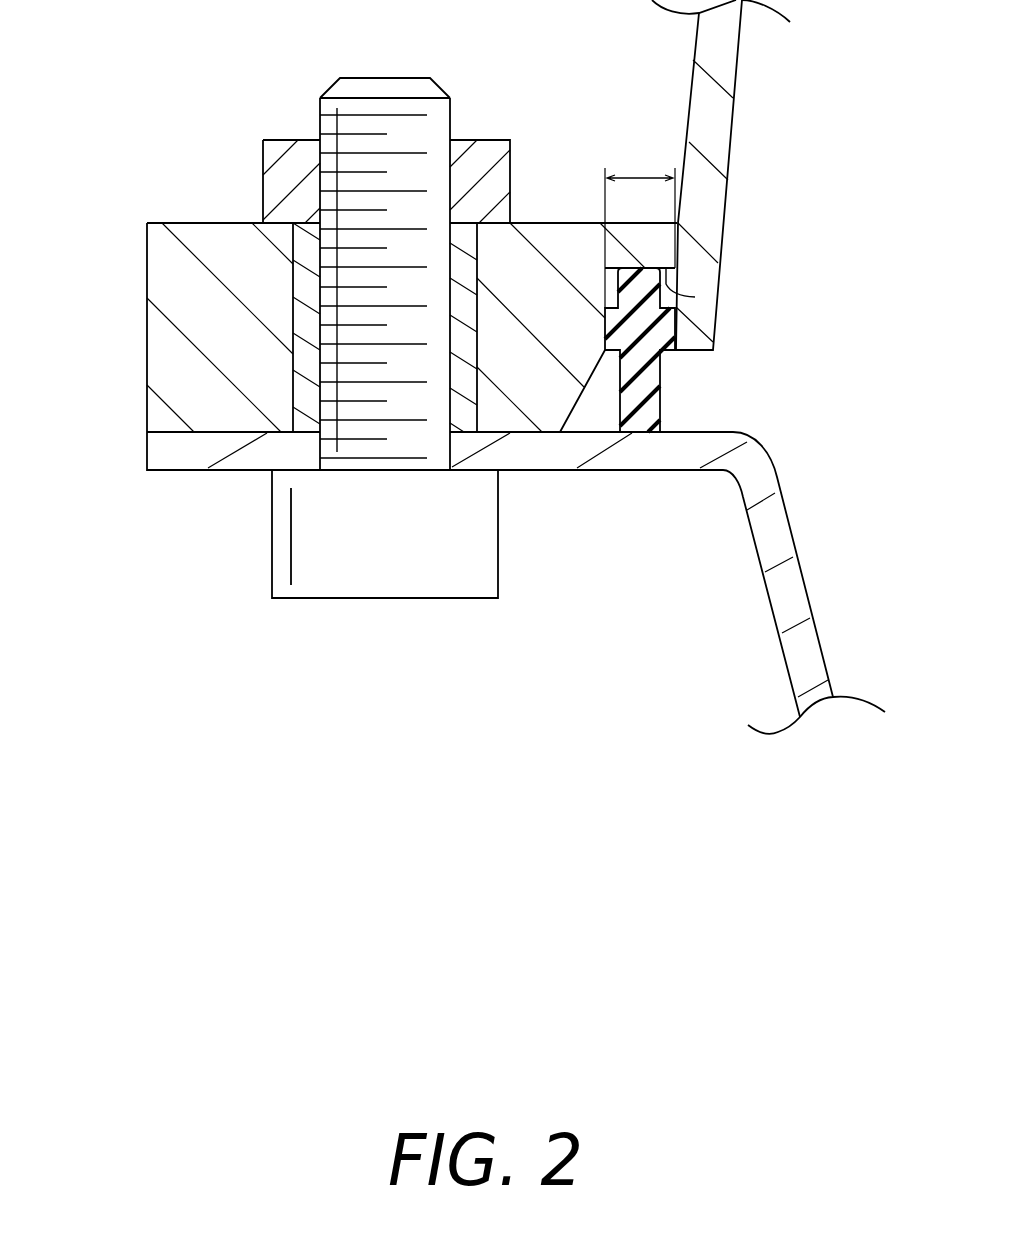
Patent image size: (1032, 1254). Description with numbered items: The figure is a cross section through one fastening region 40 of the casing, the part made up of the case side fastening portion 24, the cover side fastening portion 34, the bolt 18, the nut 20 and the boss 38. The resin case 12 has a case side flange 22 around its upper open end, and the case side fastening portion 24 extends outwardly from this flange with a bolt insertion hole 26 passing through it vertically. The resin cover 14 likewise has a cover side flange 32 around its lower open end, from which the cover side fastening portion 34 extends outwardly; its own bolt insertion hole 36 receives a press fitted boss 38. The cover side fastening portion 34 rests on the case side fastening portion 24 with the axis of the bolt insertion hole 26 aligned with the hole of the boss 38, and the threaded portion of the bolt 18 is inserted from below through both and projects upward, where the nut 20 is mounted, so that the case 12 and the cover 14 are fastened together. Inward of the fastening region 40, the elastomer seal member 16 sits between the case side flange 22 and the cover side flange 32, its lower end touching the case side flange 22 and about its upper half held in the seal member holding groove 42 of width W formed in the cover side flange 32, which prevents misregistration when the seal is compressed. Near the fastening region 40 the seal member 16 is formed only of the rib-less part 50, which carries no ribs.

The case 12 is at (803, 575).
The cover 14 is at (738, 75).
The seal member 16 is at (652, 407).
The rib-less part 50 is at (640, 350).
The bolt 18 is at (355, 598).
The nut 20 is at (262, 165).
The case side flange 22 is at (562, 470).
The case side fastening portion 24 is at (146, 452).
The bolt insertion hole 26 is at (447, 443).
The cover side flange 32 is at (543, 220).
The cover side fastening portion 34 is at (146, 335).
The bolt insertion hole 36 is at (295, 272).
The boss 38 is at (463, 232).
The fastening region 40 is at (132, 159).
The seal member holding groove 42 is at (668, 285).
——
Copy the records word for word, from the beginning through the line that contains "The case side flange 22 is at (562, 470).". Leave the pictures out of your copy.

Patent image size: (1032, 1254). Description with numbered items: The figure is a cross section through one fastening region 40 of the casing, the part made up of the case side fastening portion 24, the cover side fastening portion 34, the bolt 18, the nut 20 and the boss 38. The resin case 12 has a case side flange 22 around its upper open end, and the case side fastening portion 24 extends outwardly from this flange with a bolt insertion hole 26 passing through it vertically. The resin cover 14 likewise has a cover side flange 32 around its lower open end, from which the cover side fastening portion 34 extends outwardly; its own bolt insertion hole 36 receives a press fitted boss 38. The cover side fastening portion 34 rests on the case side fastening portion 24 with the axis of the bolt insertion hole 26 aligned with the hole of the boss 38, and the threaded portion of the bolt 18 is inserted from below through both and projects upward, where the nut 20 is mounted, so that the case 12 and the cover 14 are fastened together. Inward of the fastening region 40, the elastomer seal member 16 sits between the case side flange 22 and the cover side flange 32, its lower end touching the case side flange 22 and about its upper half held in the seal member holding groove 42 of width W formed in the cover side flange 32, which prevents misregistration when the seal is compressed. Near the fastening region 40 the seal member 16 is formed only of the rib-less part 50, which carries no ribs.

The case 12 is at (803, 575).
The cover 14 is at (738, 75).
The seal member 16 is at (652, 407).
The rib-less part 50 is at (640, 350).
The bolt 18 is at (355, 598).
The nut 20 is at (262, 165).
The case side flange 22 is at (562, 470).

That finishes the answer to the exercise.